Leave out the pictures and repeat the rest of the material exactly.

——————

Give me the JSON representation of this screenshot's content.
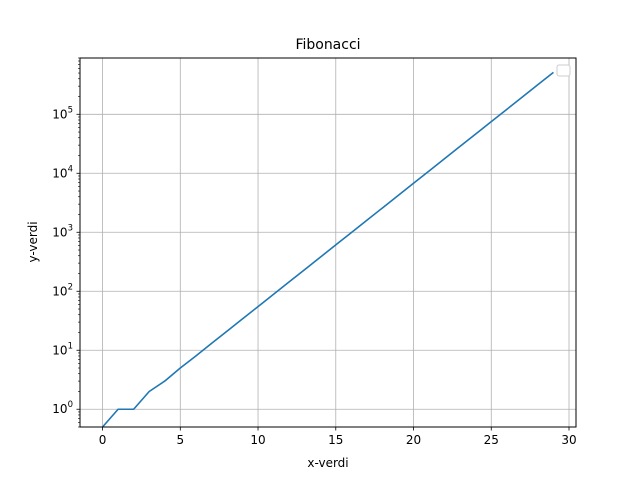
{
  "chart_data": {
    "type": "line",
    "title": "Fibonacci",
    "xlabel": "x-verdi",
    "ylabel": "y-verdi",
    "yscale": "log",
    "grid": true,
    "legend": "top-right",
    "xlim": [
      -1.45,
      30.45
    ],
    "ylim": [
      0.5,
      900000
    ],
    "x_ticks": [
      0,
      5,
      10,
      15,
      20,
      25,
      30
    ],
    "x_tick_labels": [
      "0",
      "5",
      "10",
      "15",
      "20",
      "25",
      "30"
    ],
    "y_ticks": [
      1,
      10,
      100,
      1000,
      10000,
      100000
    ],
    "y_tick_labels": [
      {
        "base": "10",
        "exp": "0"
      },
      {
        "base": "10",
        "exp": "1"
      },
      {
        "base": "10",
        "exp": "2"
      },
      {
        "base": "10",
        "exp": "3"
      },
      {
        "base": "10",
        "exp": "4"
      },
      {
        "base": "10",
        "exp": "5"
      }
    ],
    "series": [
      {
        "color": "#1f77b4",
        "x": [
          0,
          1,
          2,
          3,
          4,
          5,
          6,
          7,
          8,
          9,
          10,
          11,
          12,
          13,
          14,
          15,
          16,
          17,
          18,
          19,
          20,
          21,
          22,
          23,
          24,
          25,
          26,
          27,
          28,
          29
        ],
        "values": [
          0,
          1,
          1,
          2,
          3,
          5,
          8,
          13,
          21,
          34,
          55,
          89,
          144,
          233,
          377,
          610,
          987,
          1597,
          2584,
          4181,
          6765,
          10946,
          17711,
          28657,
          46368,
          75025,
          121393,
          196418,
          317811,
          514229
        ]
      }
    ]
  },
  "colors": {
    "grid": "#b0b0b0",
    "axes": "#000000",
    "legend_border": "#cccccc"
  }
}
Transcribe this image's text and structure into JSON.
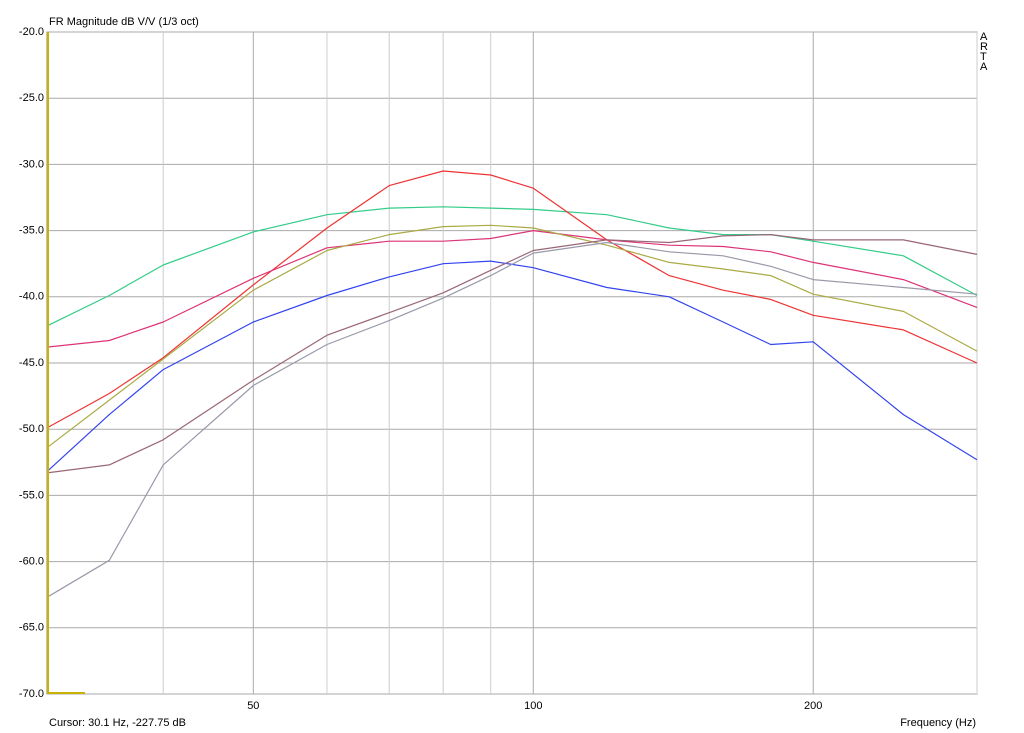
{
  "chart_data": {
    "type": "line",
    "title": "FR Magnitude dB V/V (1/3 oct)",
    "side_label": "ARTA",
    "cursor": "Cursor: 30.1 Hz, -227.75 dB",
    "x_label": "Frequency (Hz)",
    "x_log": true,
    "grid": true,
    "xlim": [
      30,
      300
    ],
    "xticks": [
      50,
      100,
      200
    ],
    "xgrid": [
      40,
      60,
      70,
      80,
      90,
      300
    ],
    "ylim": [
      -70,
      -20
    ],
    "yticks": [
      {
        "value": -20,
        "label": "-20.0"
      },
      {
        "value": -25,
        "label": "-25.0"
      },
      {
        "value": -30,
        "label": "-30.0"
      },
      {
        "value": -35,
        "label": "-35.0"
      },
      {
        "value": -40,
        "label": "-40.0"
      },
      {
        "value": -45,
        "label": "-45.0"
      },
      {
        "value": -50,
        "label": "-50.0"
      },
      {
        "value": -55,
        "label": "-55.0"
      },
      {
        "value": -60,
        "label": "-60.0"
      },
      {
        "value": -65,
        "label": "-65.0"
      },
      {
        "value": -70,
        "label": "-70.0"
      }
    ],
    "x": [
      30,
      35,
      40,
      50,
      60,
      70,
      80,
      90,
      100,
      120,
      140,
      160,
      180,
      200,
      250,
      300
    ],
    "series": [
      {
        "color": "#33cc88",
        "values": [
          -42.2,
          -39.9,
          -37.6,
          -35.1,
          -33.8,
          -33.3,
          -33.2,
          -33.3,
          -33.4,
          -33.8,
          -34.8,
          -35.3,
          -35.3,
          -35.8,
          -36.9,
          -39.9
        ]
      },
      {
        "color": "#ee3333",
        "values": [
          -49.9,
          -47.3,
          -44.6,
          -39.1,
          -34.8,
          -31.6,
          -30.5,
          -30.8,
          -31.8,
          -35.7,
          -38.4,
          -39.5,
          -40.2,
          -41.4,
          -42.5,
          -45.0
        ]
      },
      {
        "color": "#dd3377",
        "values": [
          -43.8,
          -43.3,
          -41.9,
          -38.6,
          -36.3,
          -35.8,
          -35.8,
          -35.6,
          -35.0,
          -35.7,
          -36.1,
          -36.2,
          -36.6,
          -37.4,
          -38.7,
          -40.8
        ]
      },
      {
        "color": "#aaaa44",
        "values": [
          -51.4,
          -47.8,
          -44.7,
          -39.5,
          -36.5,
          -35.3,
          -34.7,
          -34.6,
          -34.8,
          -36.1,
          -37.4,
          -37.9,
          -38.4,
          -39.8,
          -41.1,
          -44.1
        ]
      },
      {
        "color": "#3344ee",
        "values": [
          -53.2,
          -48.9,
          -45.5,
          -41.9,
          -39.9,
          -38.5,
          -37.5,
          -37.3,
          -37.8,
          -39.3,
          -40.0,
          -41.9,
          -43.6,
          -43.4,
          -48.9,
          -52.3
        ]
      },
      {
        "color": "#996677",
        "values": [
          -53.3,
          -52.7,
          -50.8,
          -46.3,
          -42.9,
          -41.2,
          -39.7,
          -38.0,
          -36.5,
          -35.7,
          -35.9,
          -35.4,
          -35.3,
          -35.7,
          -35.7,
          -36.8
        ]
      },
      {
        "color": "#9999aa",
        "values": [
          -62.7,
          -59.9,
          -52.7,
          -46.7,
          -43.6,
          -41.8,
          -40.1,
          -38.4,
          -36.7,
          -35.9,
          -36.6,
          -36.9,
          -37.7,
          -38.7,
          -39.3,
          -39.8
        ]
      }
    ]
  }
}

——————

**FULL RESPONSE**
Give me the JSON representation of this screenshot's content.
{
  "chart_data": {
    "type": "line",
    "title": "Fibonacci",
    "xlabel": "x-verdi",
    "ylabel": "y-verdi",
    "yscale": "log",
    "grid": true,
    "legend": "top-right",
    "xlim": [
      -1.45,
      30.45
    ],
    "ylim": [
      0.5,
      900000
    ],
    "x_ticks": [
      0,
      5,
      10,
      15,
      20,
      25,
      30
    ],
    "x_tick_labels": [
      "0",
      "5",
      "10",
      "15",
      "20",
      "25",
      "30"
    ],
    "y_ticks": [
      1,
      10,
      100,
      1000,
      10000,
      100000
    ],
    "y_tick_labels": [
      {
        "base": "10",
        "exp": "0"
      },
      {
        "base": "10",
        "exp": "1"
      },
      {
        "base": "10",
        "exp": "2"
      },
      {
        "base": "10",
        "exp": "3"
      },
      {
        "base": "10",
        "exp": "4"
      },
      {
        "base": "10",
        "exp": "5"
      }
    ],
    "series": [
      {
        "color": "#1f77b4",
        "x": [
          0,
          1,
          2,
          3,
          4,
          5,
          6,
          7,
          8,
          9,
          10,
          11,
          12,
          13,
          14,
          15,
          16,
          17,
          18,
          19,
          20,
          21,
          22,
          23,
          24,
          25,
          26,
          27,
          28,
          29
        ],
        "values": [
          0,
          1,
          1,
          2,
          3,
          5,
          8,
          13,
          21,
          34,
          55,
          89,
          144,
          233,
          377,
          610,
          987,
          1597,
          2584,
          4181,
          6765,
          10946,
          17711,
          28657,
          46368,
          75025,
          121393,
          196418,
          317811,
          514229
        ]
      }
    ]
  },
  "colors": {
    "grid": "#b0b0b0",
    "axes": "#000000",
    "legend_border": "#cccccc"
  }
}
Transcribe this image's text and structure into JSON.
{
  "chart_data": {
    "type": "line",
    "title": "FR Magnitude dB V/V (1/3 oct)",
    "side_label": "ARTA",
    "cursor": "Cursor: 30.1 Hz, -227.75 dB",
    "x_label": "Frequency (Hz)",
    "x_log": true,
    "grid": true,
    "xlim": [
      30,
      300
    ],
    "xticks": [
      50,
      100,
      200
    ],
    "xgrid": [
      40,
      60,
      70,
      80,
      90,
      300
    ],
    "ylim": [
      -70,
      -20
    ],
    "yticks": [
      {
        "value": -20,
        "label": "-20.0"
      },
      {
        "value": -25,
        "label": "-25.0"
      },
      {
        "value": -30,
        "label": "-30.0"
      },
      {
        "value": -35,
        "label": "-35.0"
      },
      {
        "value": -40,
        "label": "-40.0"
      },
      {
        "value": -45,
        "label": "-45.0"
      },
      {
        "value": -50,
        "label": "-50.0"
      },
      {
        "value": -55,
        "label": "-55.0"
      },
      {
        "value": -60,
        "label": "-60.0"
      },
      {
        "value": -65,
        "label": "-65.0"
      },
      {
        "value": -70,
        "label": "-70.0"
      }
    ],
    "x": [
      30,
      35,
      40,
      50,
      60,
      70,
      80,
      90,
      100,
      120,
      140,
      160,
      180,
      200,
      250,
      300
    ],
    "series": [
      {
        "color": "#33cc88",
        "values": [
          -42.2,
          -39.9,
          -37.6,
          -35.1,
          -33.8,
          -33.3,
          -33.2,
          -33.3,
          -33.4,
          -33.8,
          -34.8,
          -35.3,
          -35.3,
          -35.8,
          -36.9,
          -39.9
        ]
      },
      {
        "color": "#ee3333",
        "values": [
          -49.9,
          -47.3,
          -44.6,
          -39.1,
          -34.8,
          -31.6,
          -30.5,
          -30.8,
          -31.8,
          -35.7,
          -38.4,
          -39.5,
          -40.2,
          -41.4,
          -42.5,
          -45.0
        ]
      },
      {
        "color": "#dd3377",
        "values": [
          -43.8,
          -43.3,
          -41.9,
          -38.6,
          -36.3,
          -35.8,
          -35.8,
          -35.6,
          -35.0,
          -35.7,
          -36.1,
          -36.2,
          -36.6,
          -37.4,
          -38.7,
          -40.8
        ]
      },
      {
        "color": "#aaaa44",
        "values": [
          -51.4,
          -47.8,
          -44.7,
          -39.5,
          -36.5,
          -35.3,
          -34.7,
          -34.6,
          -34.8,
          -36.1,
          -37.4,
          -37.9,
          -38.4,
          -39.8,
          -41.1,
          -44.1
        ]
      },
      {
        "color": "#3344ee",
        "values": [
          -53.2,
          -48.9,
          -45.5,
          -41.9,
          -39.9,
          -38.5,
          -37.5,
          -37.3,
          -37.8,
          -39.3,
          -40.0,
          -41.9,
          -43.6,
          -43.4,
          -48.9,
          -52.3
        ]
      },
      {
        "color": "#996677",
        "values": [
          -53.3,
          -52.7,
          -50.8,
          -46.3,
          -42.9,
          -41.2,
          -39.7,
          -38.0,
          -36.5,
          -35.7,
          -35.9,
          -35.4,
          -35.3,
          -35.7,
          -35.7,
          -36.8
        ]
      },
      {
        "color": "#9999aa",
        "values": [
          -62.7,
          -59.9,
          -52.7,
          -46.7,
          -43.6,
          -41.8,
          -40.1,
          -38.4,
          -36.7,
          -35.9,
          -36.6,
          -36.9,
          -37.7,
          -38.7,
          -39.3,
          -39.8
        ]
      }
    ]
  }
}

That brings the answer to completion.